Task goal:
Copy every line of the records below exactly as it appears, leaving out the pictures.

Task input:
[START]
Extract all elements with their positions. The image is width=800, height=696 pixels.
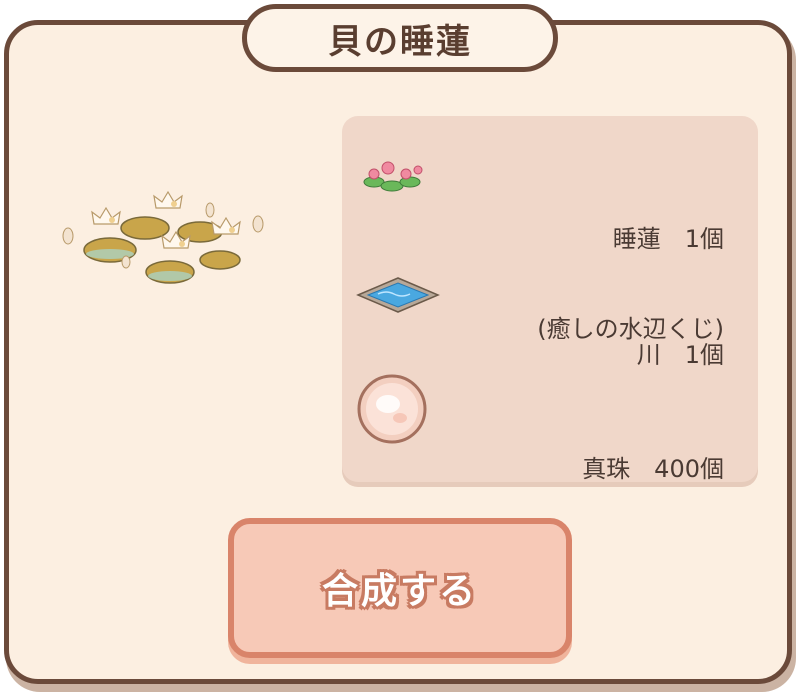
dialog-title: 貝の睡蓮 [328,21,472,62]
water-lily-icon [352,136,442,226]
material-name: 真珠 400個 [582,455,724,483]
pearl-icon [352,364,442,454]
river-icon [352,250,442,340]
dialog-title-tab: 貝の睡蓮 [242,4,558,72]
craft-button-label: 合成する [321,571,478,612]
shell-water-lily-icon [50,180,280,300]
materials-panel: 睡蓮 1個 (癒しの水辺くじ) 川 1個 真珠 400個 [342,116,758,483]
material-row: 川 1個 [342,250,758,369]
craft-button[interactable]: 合成する [228,518,572,658]
material-row: 睡蓮 1個 (癒しの水辺くじ) [342,136,758,343]
material-row: 真珠 400個 [342,364,758,483]
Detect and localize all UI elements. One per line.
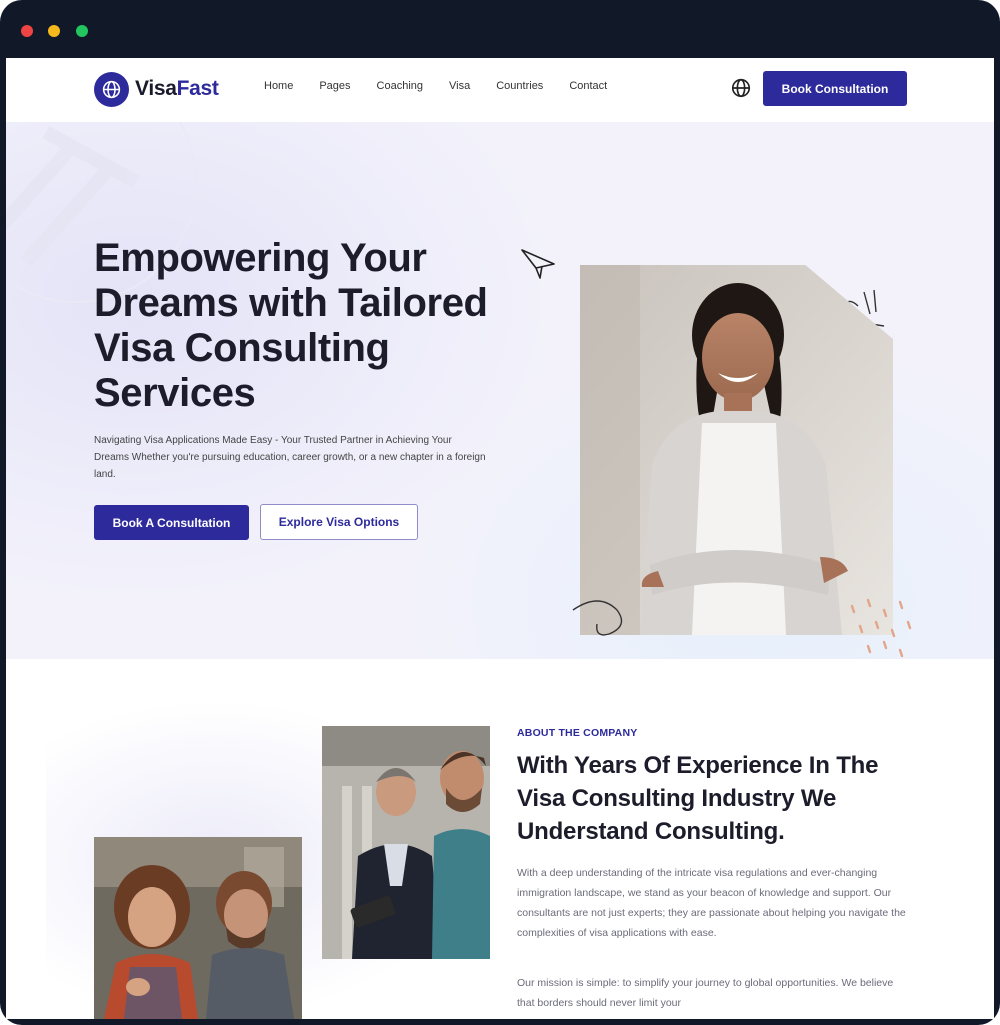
[END]
Output below:
Extract all elements with their positions. The image is width=800, height=696 pixels.
dialog-title: 貝の睡蓮 [328,21,472,62]
water-lily-icon [352,136,442,226]
material-name: 真珠 400個 [582,455,724,483]
pearl-icon [352,364,442,454]
river-icon [352,250,442,340]
dialog-title-tab: 貝の睡蓮 [242,4,558,72]
craft-button-label: 合成する [321,571,478,612]
shell-water-lily-icon [50,180,280,300]
materials-panel: 睡蓮 1個 (癒しの水辺くじ) 川 1個 真珠 400個 [342,116,758,483]
material-row: 川 1個 [342,250,758,369]
craft-button[interactable]: 合成する [228,518,572,658]
material-row: 睡蓮 1個 (癒しの水辺くじ) [342,136,758,343]
material-row: 真珠 400個 [342,364,758,483]
Detect and localize all UI elements. One per line.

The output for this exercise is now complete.